▶ **TASK BRIEF**: In the copy, include every entry exactly but none of the pictures.

▶ **Data items**:
────────

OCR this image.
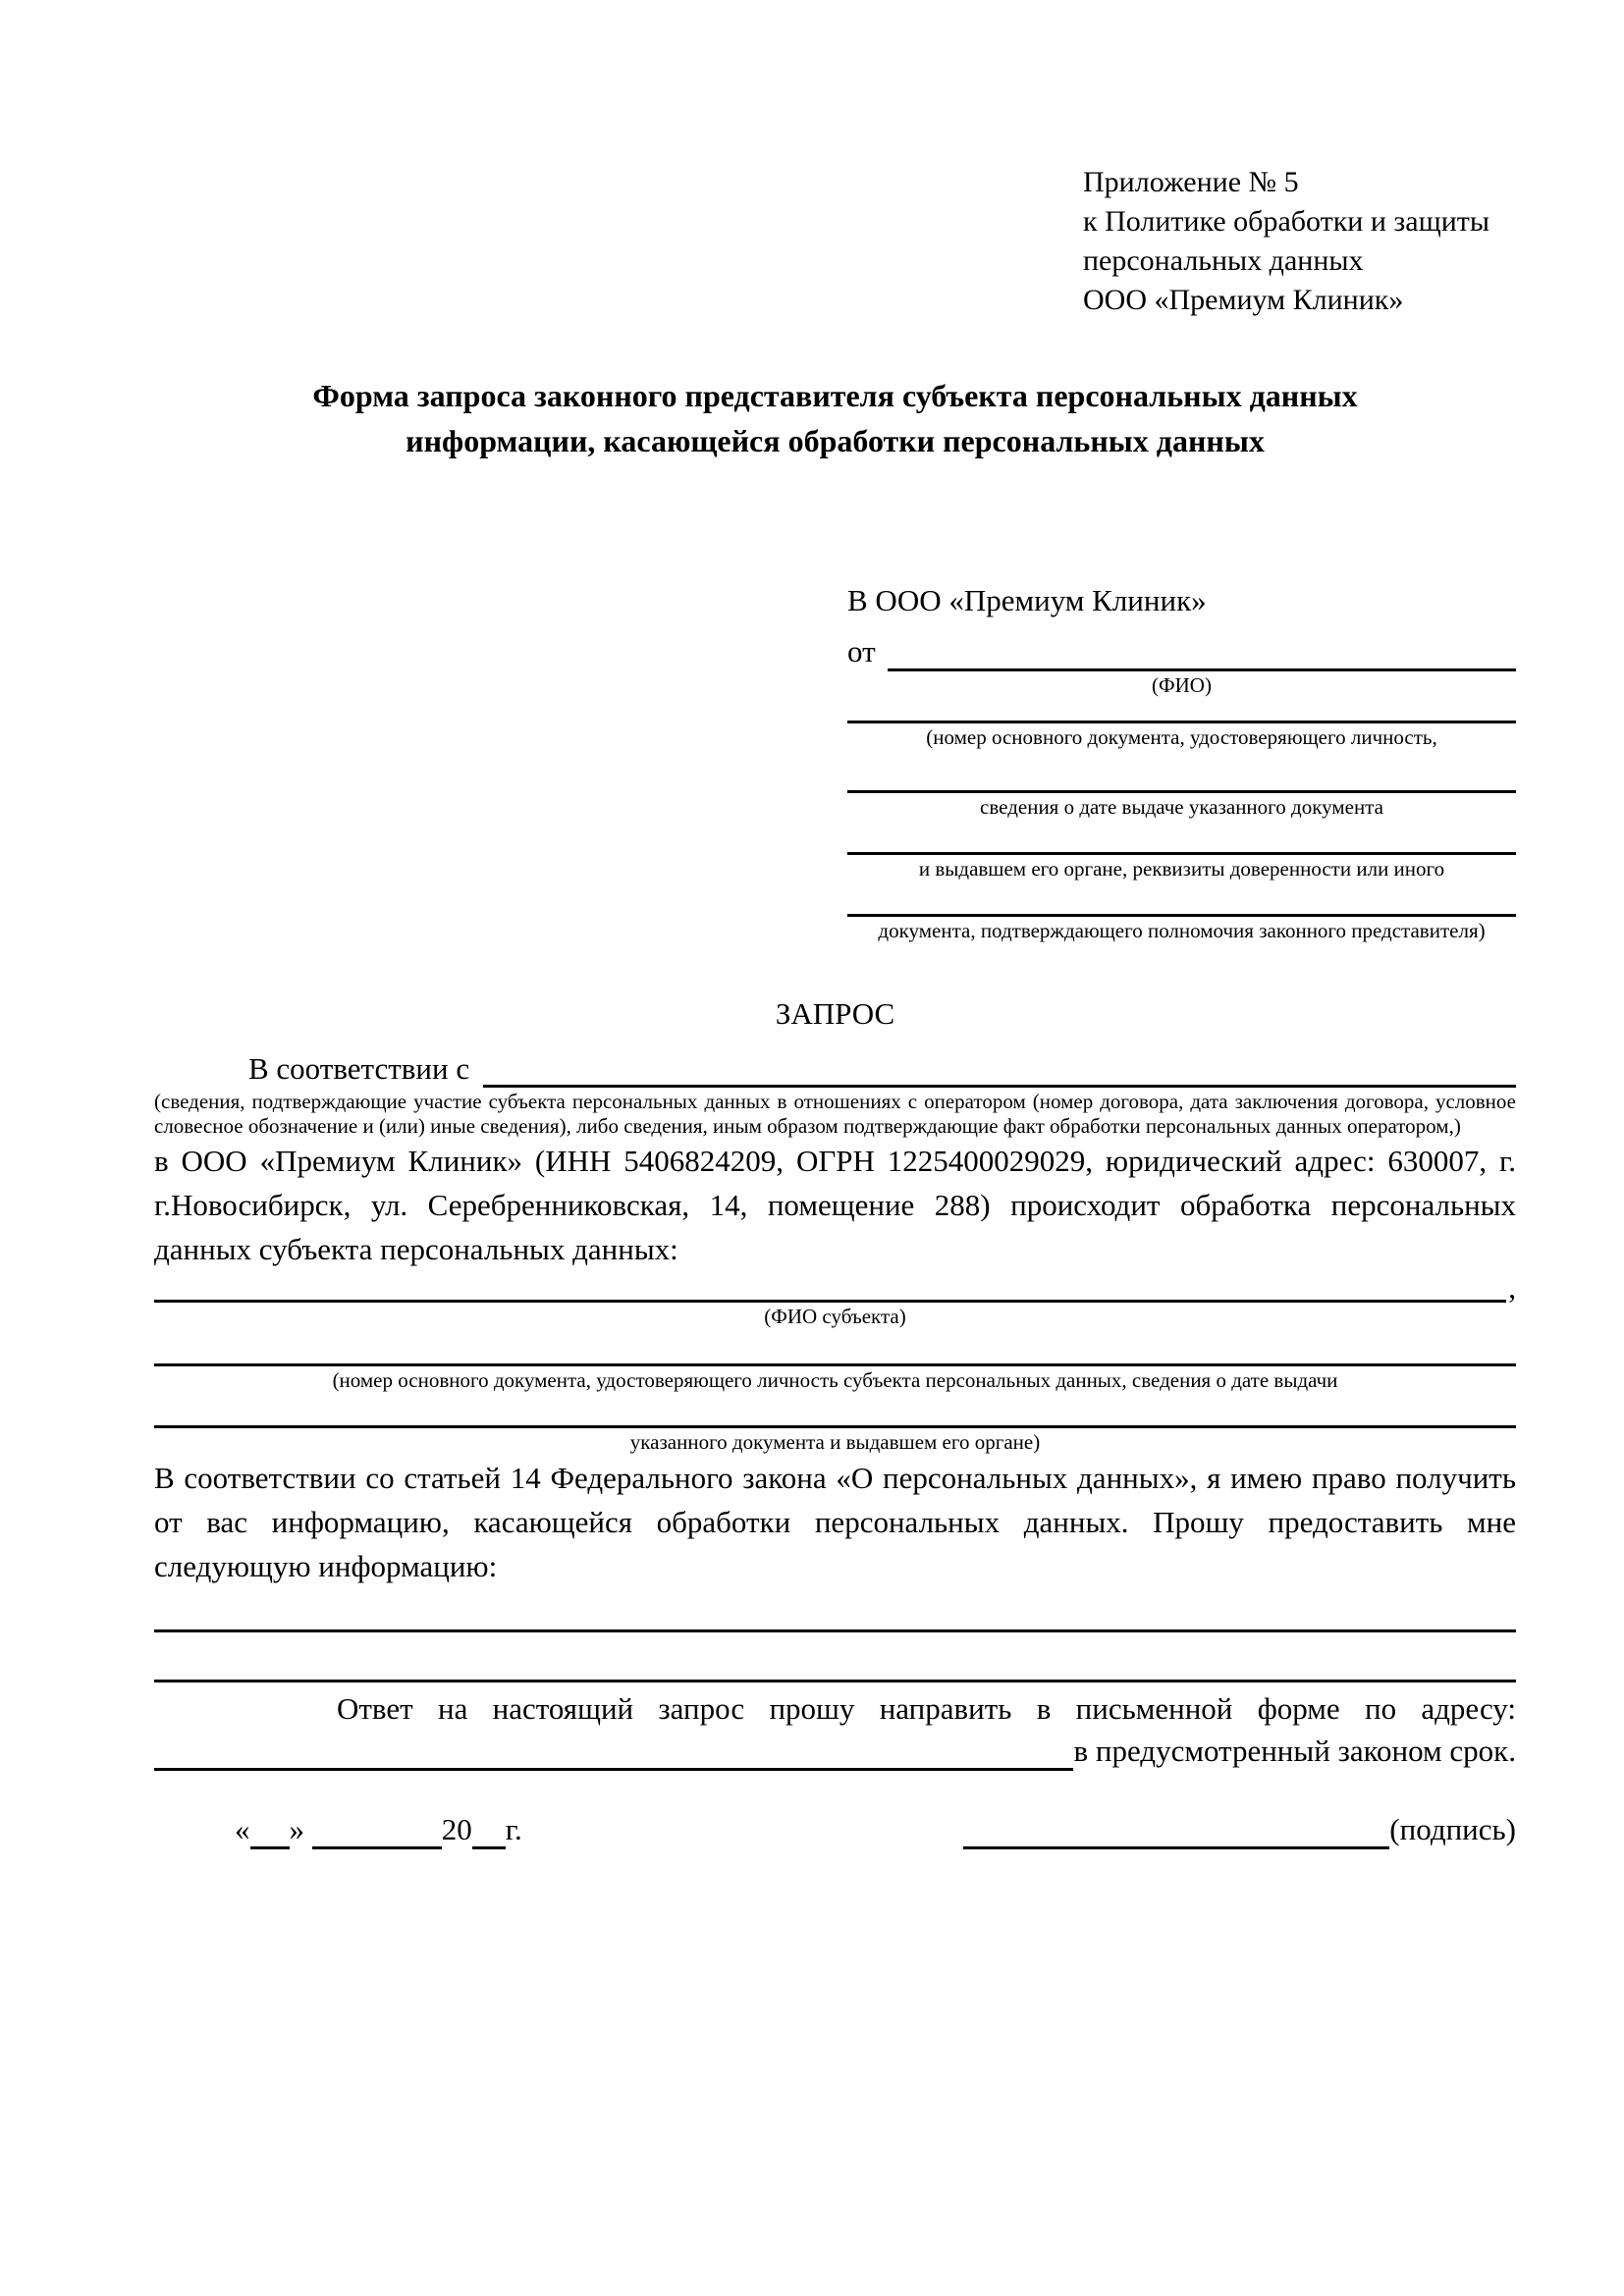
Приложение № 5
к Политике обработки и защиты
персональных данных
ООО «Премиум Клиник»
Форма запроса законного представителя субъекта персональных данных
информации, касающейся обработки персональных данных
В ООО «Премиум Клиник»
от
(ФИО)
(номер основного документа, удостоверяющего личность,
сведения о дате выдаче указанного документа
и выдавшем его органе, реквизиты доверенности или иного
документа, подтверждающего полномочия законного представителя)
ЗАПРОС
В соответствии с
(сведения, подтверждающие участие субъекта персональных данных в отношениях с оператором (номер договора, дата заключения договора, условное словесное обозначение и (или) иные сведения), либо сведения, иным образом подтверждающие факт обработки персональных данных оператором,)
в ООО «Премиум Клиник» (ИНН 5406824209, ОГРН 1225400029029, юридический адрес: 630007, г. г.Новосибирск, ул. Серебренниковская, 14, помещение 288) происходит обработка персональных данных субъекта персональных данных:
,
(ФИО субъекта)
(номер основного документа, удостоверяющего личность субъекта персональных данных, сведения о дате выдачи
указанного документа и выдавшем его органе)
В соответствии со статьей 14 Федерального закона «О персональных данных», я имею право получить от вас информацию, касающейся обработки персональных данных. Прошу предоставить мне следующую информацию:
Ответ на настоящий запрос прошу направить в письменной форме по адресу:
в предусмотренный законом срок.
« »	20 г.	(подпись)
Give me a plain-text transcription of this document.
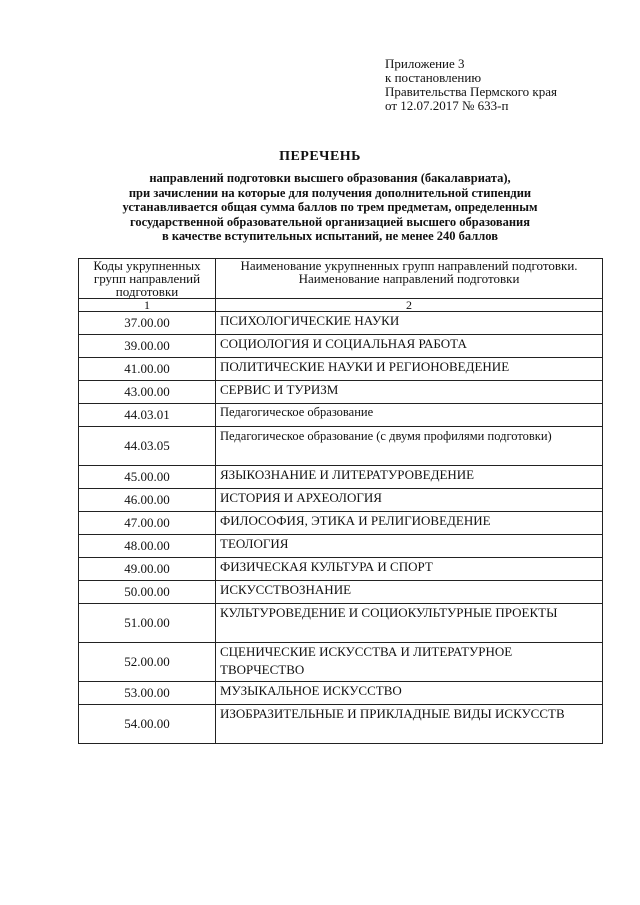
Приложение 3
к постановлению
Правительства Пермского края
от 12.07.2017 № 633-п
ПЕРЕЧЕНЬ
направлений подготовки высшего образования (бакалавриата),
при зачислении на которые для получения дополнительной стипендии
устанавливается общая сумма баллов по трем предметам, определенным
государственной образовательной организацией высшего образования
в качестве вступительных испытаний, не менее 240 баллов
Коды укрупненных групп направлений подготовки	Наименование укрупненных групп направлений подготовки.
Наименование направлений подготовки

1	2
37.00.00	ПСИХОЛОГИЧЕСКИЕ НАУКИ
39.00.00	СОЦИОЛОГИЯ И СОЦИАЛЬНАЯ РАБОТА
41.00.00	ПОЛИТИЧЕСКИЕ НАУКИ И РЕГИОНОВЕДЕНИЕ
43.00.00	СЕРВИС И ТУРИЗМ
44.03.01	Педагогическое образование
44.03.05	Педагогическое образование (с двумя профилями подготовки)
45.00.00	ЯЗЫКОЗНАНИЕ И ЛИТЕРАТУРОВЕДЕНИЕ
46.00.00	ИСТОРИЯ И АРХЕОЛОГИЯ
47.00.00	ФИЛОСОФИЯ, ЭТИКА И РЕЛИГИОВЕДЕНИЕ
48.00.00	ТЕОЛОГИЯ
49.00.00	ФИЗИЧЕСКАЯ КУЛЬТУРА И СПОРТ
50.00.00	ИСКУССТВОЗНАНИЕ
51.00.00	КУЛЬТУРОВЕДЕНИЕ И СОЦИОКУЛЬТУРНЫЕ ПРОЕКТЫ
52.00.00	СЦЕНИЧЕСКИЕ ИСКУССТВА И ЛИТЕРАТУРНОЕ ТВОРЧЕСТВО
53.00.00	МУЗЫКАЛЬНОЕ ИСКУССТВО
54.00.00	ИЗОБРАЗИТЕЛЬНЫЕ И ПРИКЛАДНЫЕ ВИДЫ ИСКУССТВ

────────

▶ **FULL ANSWER**:
OCR this image.
Приложение № 5
к Политике обработки и защиты
персональных данных
ООО «Премиум Клиник»
Форма запроса законного представителя субъекта персональных данных
информации, касающейся обработки персональных данных
В ООО «Премиум Клиник»
от
(ФИО)
(номер основного документа, удостоверяющего личность,
сведения о дате выдаче указанного документа
и выдавшем его органе, реквизиты доверенности или иного
документа, подтверждающего полномочия законного представителя)
ЗАПРОС
В соответствии с
(сведения, подтверждающие участие субъекта персональных данных в отношениях с оператором (номер договора, дата заключения договора, условное словесное обозначение и (или) иные сведения), либо сведения, иным образом подтверждающие факт обработки персональных данных оператором,)
в ООО «Премиум Клиник» (ИНН 5406824209, ОГРН 1225400029029, юридический адрес: 630007, г. г.Новосибирск, ул. Серебренниковская, 14, помещение 288) происходит обработка персональных данных субъекта персональных данных:
,
(ФИО субъекта)
(номер основного документа, удостоверяющего личность субъекта персональных данных, сведения о дате выдачи
указанного документа и выдавшем его органе)
В соответствии со статьей 14 Федерального закона «О персональных данных», я имею право получить от вас информацию, касающейся обработки персональных данных. Прошу предоставить мне следующую информацию:
Ответ на настоящий запрос прошу направить в письменной форме по адресу:
в предусмотренный законом срок.
« »	20 г.	(подпись)
Give me a plain-text transcription of this document.
Приложение 3
к постановлению
Правительства Пермского края
от 12.07.2017 № 633-п
ПЕРЕЧЕНЬ
направлений подготовки высшего образования (бакалавриата),
при зачислении на которые для получения дополнительной стипендии
устанавливается общая сумма баллов по трем предметам, определенным
государственной образовательной организацией высшего образования
в качестве вступительных испытаний, не менее 240 баллов
Коды укрупненных групп направлений подготовки	Наименование укрупненных групп направлений подготовки.
Наименование направлений подготовки

1	2
37.00.00	ПСИХОЛОГИЧЕСКИЕ НАУКИ
39.00.00	СОЦИОЛОГИЯ И СОЦИАЛЬНАЯ РАБОТА
41.00.00	ПОЛИТИЧЕСКИЕ НАУКИ И РЕГИОНОВЕДЕНИЕ
43.00.00	СЕРВИС И ТУРИЗМ
44.03.01	Педагогическое образование
44.03.05	Педагогическое образование (с двумя профилями подготовки)
45.00.00	ЯЗЫКОЗНАНИЕ И ЛИТЕРАТУРОВЕДЕНИЕ
46.00.00	ИСТОРИЯ И АРХЕОЛОГИЯ
47.00.00	ФИЛОСОФИЯ, ЭТИКА И РЕЛИГИОВЕДЕНИЕ
48.00.00	ТЕОЛОГИЯ
49.00.00	ФИЗИЧЕСКАЯ КУЛЬТУРА И СПОРТ
50.00.00	ИСКУССТВОЗНАНИЕ
51.00.00	КУЛЬТУРОВЕДЕНИЕ И СОЦИОКУЛЬТУРНЫЕ ПРОЕКТЫ
52.00.00	СЦЕНИЧЕСКИЕ ИСКУССТВА И ЛИТЕРАТУРНОЕ ТВОРЧЕСТВО
53.00.00	МУЗЫКАЛЬНОЕ ИСКУССТВО
54.00.00	ИЗОБРАЗИТЕЛЬНЫЕ И ПРИКЛАДНЫЕ ВИДЫ ИСКУССТВ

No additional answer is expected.